◆ Aim ◆
Copy all lines in which the word "Spirits" can be found.

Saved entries
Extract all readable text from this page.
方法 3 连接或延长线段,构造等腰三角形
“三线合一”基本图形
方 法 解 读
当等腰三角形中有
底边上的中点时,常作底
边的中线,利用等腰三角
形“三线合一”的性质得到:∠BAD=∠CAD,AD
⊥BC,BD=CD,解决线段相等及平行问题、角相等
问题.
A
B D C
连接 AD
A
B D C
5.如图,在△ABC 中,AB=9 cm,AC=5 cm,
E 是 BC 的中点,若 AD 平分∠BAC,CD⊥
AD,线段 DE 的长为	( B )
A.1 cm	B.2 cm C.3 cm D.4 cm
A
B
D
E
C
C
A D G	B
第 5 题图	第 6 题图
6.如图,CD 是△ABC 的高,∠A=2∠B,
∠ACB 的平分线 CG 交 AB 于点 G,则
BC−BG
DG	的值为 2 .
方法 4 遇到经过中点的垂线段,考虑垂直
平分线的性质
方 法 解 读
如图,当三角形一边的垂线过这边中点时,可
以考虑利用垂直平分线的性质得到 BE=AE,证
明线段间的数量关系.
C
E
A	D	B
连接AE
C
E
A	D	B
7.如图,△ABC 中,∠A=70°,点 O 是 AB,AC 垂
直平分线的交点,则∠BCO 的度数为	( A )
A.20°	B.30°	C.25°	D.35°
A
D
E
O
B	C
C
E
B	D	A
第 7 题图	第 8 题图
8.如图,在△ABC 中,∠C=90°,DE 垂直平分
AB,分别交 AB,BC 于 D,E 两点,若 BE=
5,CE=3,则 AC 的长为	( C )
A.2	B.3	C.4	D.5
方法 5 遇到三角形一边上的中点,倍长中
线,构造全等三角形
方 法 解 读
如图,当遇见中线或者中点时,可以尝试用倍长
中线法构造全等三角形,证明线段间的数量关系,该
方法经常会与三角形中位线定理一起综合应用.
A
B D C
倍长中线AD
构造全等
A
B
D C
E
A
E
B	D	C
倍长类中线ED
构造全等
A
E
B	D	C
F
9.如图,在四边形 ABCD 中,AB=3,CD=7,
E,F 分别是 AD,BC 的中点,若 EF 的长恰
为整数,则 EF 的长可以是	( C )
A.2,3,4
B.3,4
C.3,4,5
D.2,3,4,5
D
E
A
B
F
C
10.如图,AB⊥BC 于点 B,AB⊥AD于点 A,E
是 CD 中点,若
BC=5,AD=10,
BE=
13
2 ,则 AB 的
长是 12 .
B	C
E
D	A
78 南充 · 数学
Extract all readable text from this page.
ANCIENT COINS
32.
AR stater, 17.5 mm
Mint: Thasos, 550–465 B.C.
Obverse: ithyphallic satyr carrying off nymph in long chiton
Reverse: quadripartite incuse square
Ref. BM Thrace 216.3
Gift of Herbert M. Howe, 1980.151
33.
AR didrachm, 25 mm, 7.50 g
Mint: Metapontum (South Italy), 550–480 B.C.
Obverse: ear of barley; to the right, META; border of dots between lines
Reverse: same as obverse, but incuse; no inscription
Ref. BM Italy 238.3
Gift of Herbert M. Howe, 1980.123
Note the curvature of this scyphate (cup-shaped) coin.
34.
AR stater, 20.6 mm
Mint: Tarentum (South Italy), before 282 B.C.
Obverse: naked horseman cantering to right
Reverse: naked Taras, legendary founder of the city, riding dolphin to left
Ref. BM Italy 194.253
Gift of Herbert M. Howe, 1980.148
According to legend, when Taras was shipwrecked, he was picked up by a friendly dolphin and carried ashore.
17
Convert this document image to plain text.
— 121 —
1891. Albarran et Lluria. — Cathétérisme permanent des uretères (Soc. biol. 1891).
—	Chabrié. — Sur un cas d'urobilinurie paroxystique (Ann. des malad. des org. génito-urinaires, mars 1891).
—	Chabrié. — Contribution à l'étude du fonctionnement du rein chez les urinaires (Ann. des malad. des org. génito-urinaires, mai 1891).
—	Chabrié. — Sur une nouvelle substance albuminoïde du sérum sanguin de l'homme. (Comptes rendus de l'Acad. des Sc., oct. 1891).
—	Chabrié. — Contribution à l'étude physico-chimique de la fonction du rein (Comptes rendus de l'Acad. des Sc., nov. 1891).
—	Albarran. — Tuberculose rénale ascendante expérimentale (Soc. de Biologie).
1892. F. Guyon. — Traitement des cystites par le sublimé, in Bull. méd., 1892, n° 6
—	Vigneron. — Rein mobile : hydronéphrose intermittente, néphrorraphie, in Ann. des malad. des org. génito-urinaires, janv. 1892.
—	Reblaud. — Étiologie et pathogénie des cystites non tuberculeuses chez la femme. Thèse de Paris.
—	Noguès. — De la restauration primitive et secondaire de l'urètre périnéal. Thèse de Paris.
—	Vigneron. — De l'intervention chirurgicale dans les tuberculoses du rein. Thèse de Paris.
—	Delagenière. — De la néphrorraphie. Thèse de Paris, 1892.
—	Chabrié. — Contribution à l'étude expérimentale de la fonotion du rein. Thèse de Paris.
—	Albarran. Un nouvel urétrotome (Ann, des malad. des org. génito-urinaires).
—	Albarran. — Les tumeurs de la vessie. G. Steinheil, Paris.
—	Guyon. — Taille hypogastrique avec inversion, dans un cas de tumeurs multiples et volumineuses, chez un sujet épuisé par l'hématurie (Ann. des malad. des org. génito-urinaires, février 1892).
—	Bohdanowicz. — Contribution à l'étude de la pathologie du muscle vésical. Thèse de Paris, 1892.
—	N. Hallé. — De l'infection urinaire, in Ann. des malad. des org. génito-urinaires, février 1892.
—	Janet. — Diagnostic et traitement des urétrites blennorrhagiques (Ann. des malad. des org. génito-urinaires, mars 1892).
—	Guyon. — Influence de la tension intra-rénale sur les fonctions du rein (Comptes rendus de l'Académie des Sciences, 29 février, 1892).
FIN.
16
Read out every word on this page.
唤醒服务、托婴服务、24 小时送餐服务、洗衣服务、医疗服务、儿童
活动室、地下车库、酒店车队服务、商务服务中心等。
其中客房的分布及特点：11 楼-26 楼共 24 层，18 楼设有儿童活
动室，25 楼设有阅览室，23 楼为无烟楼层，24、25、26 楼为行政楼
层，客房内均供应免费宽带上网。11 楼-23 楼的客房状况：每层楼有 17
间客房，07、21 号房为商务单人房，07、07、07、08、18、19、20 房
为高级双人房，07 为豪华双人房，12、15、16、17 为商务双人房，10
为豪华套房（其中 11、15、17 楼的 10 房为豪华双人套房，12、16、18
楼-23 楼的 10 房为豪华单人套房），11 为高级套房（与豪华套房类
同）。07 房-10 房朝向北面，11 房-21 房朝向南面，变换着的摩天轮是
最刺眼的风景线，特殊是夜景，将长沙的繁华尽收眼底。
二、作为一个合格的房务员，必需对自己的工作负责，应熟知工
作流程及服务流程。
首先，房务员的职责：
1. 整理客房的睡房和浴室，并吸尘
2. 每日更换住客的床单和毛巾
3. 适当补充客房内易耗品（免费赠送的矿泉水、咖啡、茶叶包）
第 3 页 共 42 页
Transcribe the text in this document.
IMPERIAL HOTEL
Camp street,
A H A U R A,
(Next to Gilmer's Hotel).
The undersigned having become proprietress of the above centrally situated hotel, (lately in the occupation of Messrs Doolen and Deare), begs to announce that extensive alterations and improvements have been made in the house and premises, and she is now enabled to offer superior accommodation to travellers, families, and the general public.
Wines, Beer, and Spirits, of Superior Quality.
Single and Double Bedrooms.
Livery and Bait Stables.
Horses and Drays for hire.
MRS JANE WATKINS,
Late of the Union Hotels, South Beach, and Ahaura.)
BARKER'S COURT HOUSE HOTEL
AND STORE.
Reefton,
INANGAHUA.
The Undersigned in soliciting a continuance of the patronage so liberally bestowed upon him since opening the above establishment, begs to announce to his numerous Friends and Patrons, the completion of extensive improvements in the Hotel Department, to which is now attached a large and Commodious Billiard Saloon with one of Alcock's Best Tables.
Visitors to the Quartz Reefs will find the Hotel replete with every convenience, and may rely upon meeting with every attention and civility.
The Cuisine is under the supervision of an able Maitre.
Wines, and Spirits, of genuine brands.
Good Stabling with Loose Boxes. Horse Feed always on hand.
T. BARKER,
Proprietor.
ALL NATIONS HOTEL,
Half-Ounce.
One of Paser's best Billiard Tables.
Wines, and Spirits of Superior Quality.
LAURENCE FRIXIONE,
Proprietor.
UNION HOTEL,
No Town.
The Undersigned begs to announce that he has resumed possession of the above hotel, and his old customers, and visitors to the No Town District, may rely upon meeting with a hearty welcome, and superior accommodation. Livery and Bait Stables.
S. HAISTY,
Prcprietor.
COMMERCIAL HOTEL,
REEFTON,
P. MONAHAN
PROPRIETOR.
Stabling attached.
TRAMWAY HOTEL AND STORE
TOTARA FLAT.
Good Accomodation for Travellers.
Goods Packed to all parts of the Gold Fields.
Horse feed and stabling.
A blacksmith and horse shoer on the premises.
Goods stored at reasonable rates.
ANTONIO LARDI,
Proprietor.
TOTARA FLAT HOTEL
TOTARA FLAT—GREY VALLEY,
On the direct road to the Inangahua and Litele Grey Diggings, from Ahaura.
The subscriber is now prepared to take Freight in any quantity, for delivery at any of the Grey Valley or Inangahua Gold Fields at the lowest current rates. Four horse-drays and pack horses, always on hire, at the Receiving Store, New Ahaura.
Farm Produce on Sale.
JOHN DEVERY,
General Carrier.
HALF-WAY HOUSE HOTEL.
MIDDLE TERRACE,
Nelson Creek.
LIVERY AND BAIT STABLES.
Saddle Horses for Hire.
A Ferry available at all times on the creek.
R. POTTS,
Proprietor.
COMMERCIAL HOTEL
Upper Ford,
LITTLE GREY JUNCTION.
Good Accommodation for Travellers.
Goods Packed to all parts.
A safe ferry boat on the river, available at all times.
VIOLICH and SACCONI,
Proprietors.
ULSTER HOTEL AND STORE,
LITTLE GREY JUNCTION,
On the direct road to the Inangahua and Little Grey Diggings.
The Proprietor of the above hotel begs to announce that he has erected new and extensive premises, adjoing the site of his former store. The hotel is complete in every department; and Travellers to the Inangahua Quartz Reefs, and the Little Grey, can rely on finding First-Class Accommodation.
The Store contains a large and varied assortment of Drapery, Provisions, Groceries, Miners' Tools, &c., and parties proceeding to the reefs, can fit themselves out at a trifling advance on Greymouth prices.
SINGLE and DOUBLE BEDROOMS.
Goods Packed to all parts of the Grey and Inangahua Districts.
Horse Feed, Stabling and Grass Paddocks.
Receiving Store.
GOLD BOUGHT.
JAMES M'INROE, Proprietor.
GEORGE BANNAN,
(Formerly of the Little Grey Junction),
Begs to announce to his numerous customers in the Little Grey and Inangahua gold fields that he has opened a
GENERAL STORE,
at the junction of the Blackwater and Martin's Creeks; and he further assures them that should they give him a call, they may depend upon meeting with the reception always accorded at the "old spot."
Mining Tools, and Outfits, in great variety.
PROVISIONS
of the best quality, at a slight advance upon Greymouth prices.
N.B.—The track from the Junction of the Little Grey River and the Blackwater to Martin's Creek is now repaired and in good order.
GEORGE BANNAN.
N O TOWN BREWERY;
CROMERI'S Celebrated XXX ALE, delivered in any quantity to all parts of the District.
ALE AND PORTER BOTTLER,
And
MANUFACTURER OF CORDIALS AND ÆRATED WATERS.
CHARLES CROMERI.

◆ Correct answer ◆
Wines, Beer, and Spirits, of Superior Quality.
Wines, and Spirits, of genuine brands.
Wines, and Spirits of Superior Quality.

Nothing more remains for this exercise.